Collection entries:
--------------------------------------------------
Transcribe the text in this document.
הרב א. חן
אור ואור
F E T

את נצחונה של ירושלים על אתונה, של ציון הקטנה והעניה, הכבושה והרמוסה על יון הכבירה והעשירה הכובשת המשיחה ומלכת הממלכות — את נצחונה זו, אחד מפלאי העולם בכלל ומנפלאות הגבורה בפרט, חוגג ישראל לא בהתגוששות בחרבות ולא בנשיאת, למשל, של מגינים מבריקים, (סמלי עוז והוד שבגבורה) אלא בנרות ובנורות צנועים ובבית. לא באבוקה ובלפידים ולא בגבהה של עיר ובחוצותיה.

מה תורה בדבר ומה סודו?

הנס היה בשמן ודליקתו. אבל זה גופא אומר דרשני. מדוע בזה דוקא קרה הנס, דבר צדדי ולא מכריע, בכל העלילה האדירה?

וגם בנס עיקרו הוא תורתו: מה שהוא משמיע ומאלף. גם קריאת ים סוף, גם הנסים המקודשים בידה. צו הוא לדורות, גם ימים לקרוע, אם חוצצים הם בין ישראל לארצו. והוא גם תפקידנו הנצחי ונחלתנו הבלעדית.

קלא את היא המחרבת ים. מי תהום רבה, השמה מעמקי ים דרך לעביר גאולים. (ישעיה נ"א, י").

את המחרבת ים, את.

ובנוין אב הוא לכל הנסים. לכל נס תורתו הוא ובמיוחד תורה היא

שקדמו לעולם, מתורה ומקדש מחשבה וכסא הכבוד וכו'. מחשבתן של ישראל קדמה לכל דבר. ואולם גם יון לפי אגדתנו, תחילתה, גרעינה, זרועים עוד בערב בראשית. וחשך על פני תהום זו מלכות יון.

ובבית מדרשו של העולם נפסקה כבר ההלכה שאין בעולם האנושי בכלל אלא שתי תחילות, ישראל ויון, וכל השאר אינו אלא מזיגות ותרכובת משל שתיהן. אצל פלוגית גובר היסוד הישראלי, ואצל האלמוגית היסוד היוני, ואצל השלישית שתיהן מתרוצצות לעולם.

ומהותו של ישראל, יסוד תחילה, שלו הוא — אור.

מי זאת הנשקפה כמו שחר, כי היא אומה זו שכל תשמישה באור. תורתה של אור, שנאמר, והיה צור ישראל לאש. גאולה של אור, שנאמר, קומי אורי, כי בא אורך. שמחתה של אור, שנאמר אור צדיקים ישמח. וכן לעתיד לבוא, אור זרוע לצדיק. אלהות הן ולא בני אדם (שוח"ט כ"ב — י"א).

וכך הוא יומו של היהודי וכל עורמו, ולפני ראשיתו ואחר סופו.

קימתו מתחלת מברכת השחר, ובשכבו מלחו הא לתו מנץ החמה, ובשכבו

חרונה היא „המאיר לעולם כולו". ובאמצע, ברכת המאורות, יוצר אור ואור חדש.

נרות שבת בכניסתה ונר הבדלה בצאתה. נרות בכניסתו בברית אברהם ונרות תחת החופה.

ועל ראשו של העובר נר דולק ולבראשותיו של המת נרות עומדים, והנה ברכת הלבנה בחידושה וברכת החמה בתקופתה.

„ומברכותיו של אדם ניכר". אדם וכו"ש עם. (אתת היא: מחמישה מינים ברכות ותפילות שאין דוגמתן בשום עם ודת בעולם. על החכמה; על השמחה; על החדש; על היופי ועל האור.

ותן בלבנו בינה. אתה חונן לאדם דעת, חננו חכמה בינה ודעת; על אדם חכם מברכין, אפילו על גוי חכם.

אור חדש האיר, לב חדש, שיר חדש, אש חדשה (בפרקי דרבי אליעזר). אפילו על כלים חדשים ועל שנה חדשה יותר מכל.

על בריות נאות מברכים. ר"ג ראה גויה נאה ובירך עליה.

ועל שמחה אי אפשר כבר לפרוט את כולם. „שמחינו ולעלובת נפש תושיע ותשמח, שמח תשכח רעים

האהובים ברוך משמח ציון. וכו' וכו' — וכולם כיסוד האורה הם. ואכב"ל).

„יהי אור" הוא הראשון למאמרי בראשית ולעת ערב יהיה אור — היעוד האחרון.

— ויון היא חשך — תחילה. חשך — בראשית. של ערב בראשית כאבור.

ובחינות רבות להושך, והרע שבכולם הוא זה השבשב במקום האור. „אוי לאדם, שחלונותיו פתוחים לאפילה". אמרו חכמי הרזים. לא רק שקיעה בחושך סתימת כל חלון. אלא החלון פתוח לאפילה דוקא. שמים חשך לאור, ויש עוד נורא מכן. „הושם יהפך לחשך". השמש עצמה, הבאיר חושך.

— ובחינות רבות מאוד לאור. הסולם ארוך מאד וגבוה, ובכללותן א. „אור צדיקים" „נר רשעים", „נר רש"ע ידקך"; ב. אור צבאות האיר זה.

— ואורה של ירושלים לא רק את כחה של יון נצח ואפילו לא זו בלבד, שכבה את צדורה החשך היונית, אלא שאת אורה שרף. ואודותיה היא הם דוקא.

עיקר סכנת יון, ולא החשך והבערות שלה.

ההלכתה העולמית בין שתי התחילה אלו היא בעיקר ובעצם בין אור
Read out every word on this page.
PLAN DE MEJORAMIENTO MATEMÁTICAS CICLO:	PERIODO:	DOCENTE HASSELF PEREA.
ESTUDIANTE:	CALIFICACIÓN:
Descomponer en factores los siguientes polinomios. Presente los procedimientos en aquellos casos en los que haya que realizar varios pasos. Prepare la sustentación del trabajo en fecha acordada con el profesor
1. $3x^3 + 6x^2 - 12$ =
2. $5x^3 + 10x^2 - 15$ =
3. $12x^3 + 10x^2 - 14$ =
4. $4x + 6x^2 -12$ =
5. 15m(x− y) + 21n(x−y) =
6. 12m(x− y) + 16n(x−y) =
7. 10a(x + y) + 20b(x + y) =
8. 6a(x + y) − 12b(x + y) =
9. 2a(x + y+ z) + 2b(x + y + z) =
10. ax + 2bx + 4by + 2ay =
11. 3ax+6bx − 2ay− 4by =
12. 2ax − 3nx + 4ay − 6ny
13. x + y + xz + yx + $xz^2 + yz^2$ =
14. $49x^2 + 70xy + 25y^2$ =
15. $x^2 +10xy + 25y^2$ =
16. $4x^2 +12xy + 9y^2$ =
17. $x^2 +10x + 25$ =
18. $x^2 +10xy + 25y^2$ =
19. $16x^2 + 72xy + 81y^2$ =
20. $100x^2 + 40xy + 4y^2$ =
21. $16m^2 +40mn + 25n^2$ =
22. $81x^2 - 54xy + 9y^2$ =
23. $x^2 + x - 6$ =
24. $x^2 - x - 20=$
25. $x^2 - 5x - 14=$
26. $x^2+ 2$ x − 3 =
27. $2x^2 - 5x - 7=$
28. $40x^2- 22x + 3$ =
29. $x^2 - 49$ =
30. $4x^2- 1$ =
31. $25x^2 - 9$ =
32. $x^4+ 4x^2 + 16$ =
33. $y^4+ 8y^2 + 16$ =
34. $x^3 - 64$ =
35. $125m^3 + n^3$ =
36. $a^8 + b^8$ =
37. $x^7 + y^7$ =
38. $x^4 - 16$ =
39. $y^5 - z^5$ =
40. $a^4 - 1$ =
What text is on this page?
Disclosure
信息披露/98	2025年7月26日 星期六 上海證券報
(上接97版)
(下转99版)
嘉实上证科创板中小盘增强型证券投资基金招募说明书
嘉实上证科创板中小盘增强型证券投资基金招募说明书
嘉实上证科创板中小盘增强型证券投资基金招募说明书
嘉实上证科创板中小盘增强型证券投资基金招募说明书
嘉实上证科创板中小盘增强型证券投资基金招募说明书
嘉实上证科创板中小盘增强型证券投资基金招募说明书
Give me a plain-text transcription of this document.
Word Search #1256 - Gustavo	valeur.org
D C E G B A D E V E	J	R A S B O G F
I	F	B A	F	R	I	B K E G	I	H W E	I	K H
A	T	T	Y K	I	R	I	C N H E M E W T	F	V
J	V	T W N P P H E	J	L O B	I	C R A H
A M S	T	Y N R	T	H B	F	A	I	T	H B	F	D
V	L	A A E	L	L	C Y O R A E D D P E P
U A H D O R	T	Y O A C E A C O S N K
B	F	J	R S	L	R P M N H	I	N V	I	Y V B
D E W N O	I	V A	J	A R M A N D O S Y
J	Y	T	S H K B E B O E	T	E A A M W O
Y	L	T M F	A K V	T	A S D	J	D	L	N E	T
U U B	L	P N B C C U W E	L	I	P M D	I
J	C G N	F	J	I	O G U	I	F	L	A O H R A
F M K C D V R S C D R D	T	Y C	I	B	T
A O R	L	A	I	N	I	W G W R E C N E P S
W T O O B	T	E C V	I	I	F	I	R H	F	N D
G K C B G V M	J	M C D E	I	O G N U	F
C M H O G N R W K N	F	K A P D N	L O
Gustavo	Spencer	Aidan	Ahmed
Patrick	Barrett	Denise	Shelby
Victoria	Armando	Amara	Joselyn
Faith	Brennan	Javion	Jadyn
--------------------------------------------------
- DIRECTIONS:
Scan the lines for the string "text". Pick out every line that has it.

- RESULT FOR THIS TASK:
Transcribe the text in this document.
What text is on this page?
Give me a plain-text transcription of this document.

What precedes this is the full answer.